* _OBJECTIVE_: Below are some records. Copy every line in them that holds "price".

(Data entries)
= = =

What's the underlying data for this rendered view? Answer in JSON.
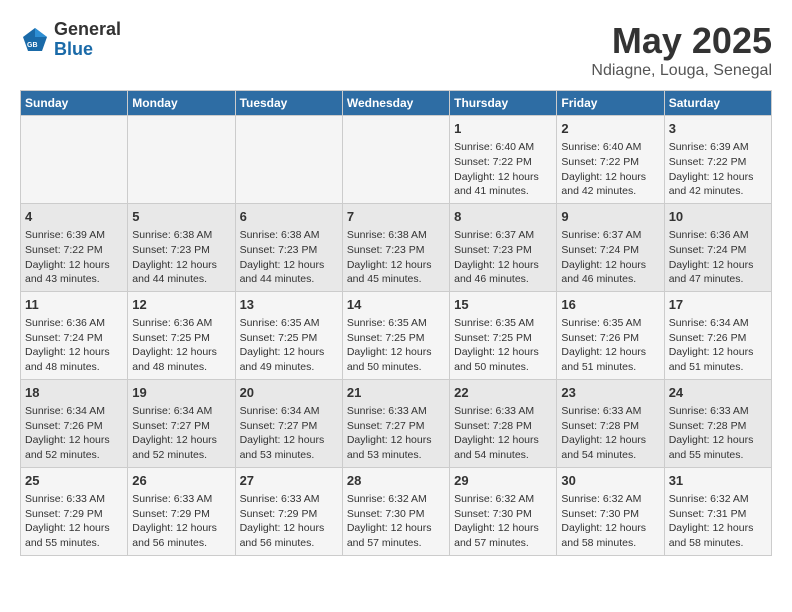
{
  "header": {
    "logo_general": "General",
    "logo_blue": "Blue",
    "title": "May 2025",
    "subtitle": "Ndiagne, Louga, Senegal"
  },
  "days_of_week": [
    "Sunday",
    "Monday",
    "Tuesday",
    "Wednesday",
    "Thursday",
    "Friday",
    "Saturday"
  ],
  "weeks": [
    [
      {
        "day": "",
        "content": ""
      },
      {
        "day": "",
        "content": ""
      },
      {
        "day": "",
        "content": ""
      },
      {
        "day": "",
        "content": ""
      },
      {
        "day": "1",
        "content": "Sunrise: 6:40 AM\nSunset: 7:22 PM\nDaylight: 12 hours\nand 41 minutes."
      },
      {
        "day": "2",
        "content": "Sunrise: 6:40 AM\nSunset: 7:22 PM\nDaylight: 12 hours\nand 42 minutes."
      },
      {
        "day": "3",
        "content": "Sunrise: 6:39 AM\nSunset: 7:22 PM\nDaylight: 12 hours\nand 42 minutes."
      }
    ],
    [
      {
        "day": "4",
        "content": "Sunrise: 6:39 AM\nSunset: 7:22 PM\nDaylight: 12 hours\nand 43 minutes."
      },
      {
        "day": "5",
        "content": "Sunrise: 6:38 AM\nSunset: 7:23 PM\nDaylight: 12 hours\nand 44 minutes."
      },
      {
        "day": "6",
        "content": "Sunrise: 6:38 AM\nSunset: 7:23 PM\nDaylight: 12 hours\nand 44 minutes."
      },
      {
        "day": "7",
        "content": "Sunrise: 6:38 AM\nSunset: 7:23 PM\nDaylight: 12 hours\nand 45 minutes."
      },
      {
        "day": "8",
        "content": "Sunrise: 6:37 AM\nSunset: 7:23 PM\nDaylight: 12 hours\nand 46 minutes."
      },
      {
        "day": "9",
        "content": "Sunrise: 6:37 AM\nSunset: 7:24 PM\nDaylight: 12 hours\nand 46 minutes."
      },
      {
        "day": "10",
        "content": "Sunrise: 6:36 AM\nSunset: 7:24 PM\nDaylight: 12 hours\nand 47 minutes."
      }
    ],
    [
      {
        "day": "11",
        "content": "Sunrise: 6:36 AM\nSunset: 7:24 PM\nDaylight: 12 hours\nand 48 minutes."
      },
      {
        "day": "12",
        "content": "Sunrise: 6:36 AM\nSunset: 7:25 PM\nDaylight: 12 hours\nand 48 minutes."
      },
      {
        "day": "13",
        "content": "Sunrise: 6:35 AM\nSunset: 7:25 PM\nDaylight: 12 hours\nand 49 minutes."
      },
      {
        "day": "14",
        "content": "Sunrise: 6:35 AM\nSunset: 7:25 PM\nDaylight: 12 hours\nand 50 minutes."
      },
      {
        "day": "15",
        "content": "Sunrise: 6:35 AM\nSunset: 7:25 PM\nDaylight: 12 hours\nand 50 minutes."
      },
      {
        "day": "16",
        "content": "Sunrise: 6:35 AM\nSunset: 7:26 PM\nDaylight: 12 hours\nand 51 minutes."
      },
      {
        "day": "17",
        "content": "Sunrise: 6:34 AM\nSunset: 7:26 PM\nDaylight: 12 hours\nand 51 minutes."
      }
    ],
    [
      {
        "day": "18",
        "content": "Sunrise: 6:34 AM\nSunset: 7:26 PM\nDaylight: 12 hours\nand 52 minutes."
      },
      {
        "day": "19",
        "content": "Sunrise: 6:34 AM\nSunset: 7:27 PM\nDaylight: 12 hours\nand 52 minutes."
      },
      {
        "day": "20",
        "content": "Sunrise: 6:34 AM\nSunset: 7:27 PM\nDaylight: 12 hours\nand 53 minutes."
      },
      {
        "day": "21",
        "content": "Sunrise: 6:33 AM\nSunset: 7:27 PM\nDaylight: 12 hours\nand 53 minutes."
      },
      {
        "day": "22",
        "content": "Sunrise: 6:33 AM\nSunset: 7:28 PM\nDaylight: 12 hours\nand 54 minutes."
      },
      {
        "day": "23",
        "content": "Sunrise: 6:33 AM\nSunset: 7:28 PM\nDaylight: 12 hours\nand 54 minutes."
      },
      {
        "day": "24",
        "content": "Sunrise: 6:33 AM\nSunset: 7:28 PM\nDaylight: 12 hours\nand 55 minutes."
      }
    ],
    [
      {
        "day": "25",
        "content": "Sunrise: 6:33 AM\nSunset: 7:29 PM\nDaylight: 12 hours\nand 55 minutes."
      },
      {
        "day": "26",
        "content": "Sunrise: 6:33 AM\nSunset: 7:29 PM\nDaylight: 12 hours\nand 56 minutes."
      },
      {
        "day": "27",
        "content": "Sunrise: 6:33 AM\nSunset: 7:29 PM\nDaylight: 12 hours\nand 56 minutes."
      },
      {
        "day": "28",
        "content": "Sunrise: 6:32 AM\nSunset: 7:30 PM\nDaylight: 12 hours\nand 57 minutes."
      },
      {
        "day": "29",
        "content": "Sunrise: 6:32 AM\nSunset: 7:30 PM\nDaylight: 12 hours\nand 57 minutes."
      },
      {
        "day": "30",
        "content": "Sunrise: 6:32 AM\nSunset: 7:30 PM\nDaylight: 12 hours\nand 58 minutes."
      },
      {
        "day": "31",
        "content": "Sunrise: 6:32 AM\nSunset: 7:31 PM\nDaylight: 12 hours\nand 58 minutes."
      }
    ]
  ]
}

= = =

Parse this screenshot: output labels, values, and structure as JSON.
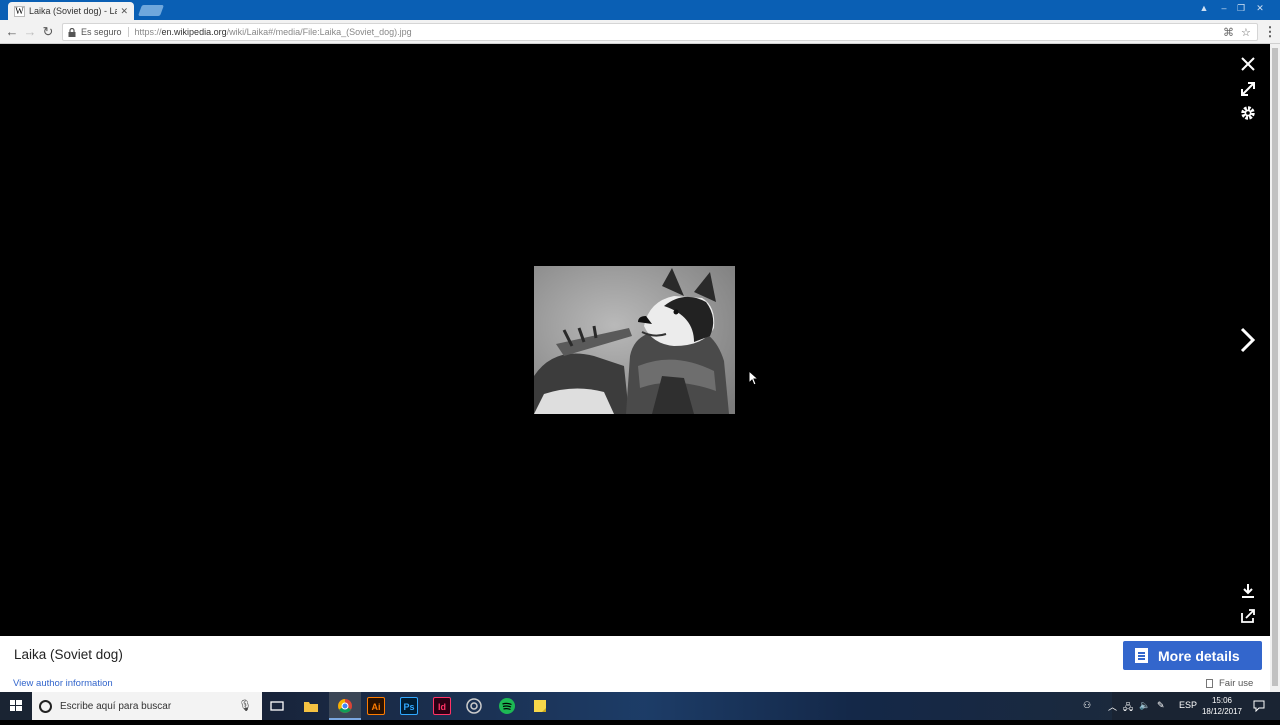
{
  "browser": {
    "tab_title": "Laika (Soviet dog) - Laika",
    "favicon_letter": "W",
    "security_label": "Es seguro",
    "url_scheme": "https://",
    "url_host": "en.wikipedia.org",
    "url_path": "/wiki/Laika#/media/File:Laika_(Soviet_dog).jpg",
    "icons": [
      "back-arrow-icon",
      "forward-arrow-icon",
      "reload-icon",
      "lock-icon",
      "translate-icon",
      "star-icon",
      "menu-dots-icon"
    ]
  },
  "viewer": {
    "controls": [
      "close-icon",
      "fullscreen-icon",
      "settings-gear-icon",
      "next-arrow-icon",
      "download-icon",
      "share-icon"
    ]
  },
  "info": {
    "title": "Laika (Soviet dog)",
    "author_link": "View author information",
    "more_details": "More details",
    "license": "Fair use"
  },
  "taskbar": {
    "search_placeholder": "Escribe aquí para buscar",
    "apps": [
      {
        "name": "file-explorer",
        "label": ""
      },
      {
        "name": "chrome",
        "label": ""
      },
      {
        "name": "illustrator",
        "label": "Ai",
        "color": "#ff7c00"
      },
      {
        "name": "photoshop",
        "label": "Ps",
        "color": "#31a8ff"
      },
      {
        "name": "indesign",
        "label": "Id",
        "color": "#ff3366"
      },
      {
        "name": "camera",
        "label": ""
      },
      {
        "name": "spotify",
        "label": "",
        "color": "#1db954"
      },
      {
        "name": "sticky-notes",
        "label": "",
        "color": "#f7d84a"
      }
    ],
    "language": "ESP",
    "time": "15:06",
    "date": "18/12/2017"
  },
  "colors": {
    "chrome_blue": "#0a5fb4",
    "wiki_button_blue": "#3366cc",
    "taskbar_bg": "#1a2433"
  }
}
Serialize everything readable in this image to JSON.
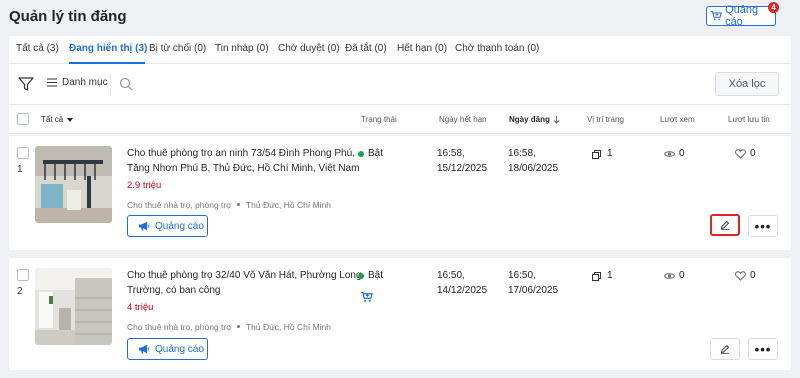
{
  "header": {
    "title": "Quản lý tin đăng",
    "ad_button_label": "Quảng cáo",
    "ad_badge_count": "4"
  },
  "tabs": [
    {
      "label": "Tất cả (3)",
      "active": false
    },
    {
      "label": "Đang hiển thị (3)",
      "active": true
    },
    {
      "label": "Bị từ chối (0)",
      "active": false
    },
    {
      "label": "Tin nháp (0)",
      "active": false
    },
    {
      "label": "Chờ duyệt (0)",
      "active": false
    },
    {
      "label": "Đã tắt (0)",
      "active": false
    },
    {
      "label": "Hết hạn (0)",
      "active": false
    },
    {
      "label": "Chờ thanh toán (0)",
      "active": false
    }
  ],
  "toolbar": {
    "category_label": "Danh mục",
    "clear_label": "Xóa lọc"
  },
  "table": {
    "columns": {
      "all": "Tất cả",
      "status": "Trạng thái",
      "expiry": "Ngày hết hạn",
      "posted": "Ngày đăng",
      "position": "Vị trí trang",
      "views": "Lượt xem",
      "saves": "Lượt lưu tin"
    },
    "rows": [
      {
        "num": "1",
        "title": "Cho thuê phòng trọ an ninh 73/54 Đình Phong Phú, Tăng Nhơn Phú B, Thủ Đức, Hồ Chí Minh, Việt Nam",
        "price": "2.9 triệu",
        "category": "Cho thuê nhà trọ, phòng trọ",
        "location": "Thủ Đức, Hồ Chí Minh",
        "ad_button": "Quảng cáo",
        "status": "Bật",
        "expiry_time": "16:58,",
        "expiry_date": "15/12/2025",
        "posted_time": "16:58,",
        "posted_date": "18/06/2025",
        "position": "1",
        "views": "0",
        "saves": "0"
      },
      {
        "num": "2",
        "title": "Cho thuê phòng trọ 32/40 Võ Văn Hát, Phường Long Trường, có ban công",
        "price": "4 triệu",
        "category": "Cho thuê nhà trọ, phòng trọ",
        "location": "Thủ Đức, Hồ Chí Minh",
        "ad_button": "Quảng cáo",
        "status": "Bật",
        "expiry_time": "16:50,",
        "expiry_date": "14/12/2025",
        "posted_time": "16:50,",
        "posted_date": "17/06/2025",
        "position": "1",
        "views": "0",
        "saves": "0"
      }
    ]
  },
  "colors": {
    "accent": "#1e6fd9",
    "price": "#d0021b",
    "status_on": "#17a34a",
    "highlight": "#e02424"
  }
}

= = =

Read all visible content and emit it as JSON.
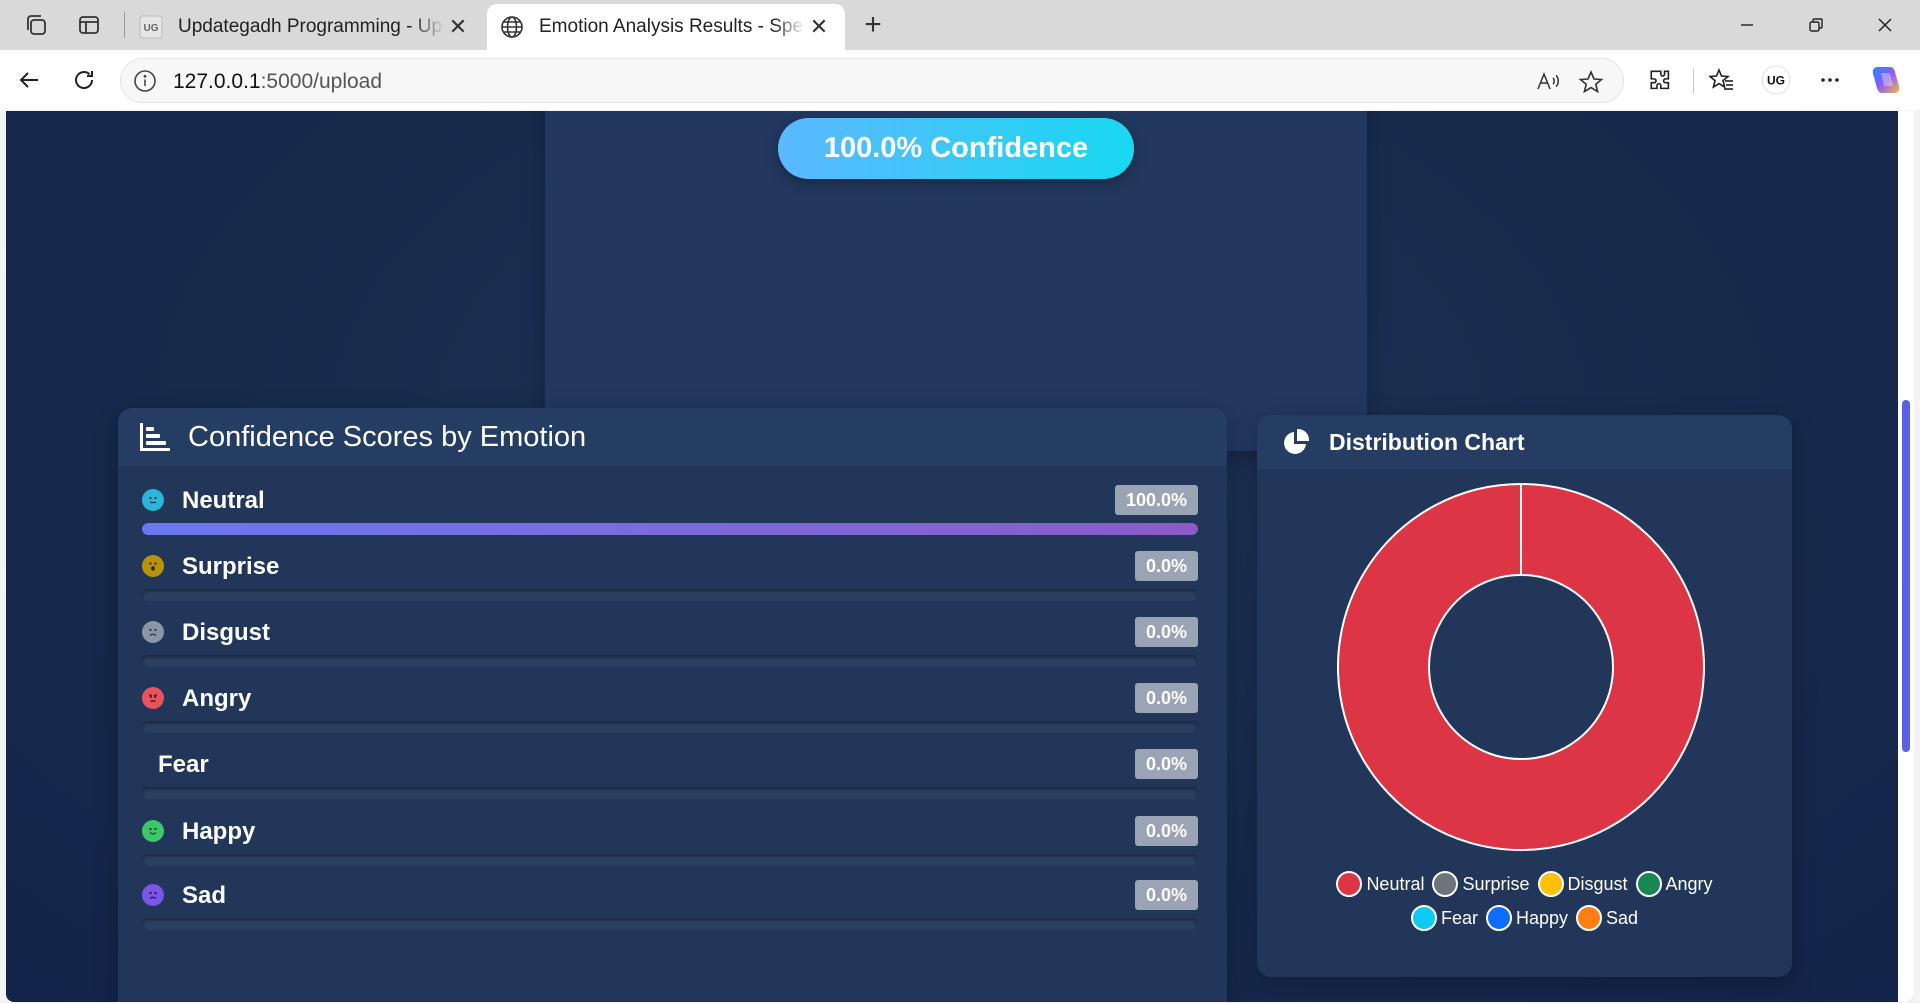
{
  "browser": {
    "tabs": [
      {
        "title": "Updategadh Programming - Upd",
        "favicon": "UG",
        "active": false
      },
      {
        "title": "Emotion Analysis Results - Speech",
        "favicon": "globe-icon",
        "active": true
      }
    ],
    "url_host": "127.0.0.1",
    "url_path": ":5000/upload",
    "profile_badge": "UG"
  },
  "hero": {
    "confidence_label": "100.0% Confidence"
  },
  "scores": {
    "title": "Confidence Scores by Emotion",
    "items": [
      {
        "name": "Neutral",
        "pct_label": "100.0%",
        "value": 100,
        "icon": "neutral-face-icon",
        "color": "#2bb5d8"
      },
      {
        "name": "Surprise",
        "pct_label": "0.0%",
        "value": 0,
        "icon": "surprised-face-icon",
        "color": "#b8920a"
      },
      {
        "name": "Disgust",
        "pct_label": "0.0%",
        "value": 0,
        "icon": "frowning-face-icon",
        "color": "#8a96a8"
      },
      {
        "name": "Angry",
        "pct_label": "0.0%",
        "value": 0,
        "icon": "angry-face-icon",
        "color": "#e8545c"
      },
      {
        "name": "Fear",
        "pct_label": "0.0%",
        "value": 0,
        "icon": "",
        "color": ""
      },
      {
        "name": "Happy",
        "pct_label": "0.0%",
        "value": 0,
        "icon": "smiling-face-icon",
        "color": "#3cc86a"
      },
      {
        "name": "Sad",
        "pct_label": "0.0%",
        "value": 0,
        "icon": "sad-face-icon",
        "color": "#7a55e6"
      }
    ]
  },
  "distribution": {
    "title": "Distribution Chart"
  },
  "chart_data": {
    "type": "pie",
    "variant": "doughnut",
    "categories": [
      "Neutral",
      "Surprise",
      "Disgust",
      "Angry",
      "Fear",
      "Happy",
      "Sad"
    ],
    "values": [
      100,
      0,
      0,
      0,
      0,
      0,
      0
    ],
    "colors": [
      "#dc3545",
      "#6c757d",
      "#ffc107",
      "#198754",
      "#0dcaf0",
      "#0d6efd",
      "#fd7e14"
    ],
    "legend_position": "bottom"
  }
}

= = =

* _PROBLEM SOLUTION_:
        "price": "2.9 triệu",
        "price": "4 triệu",
    "price": "#d0021b",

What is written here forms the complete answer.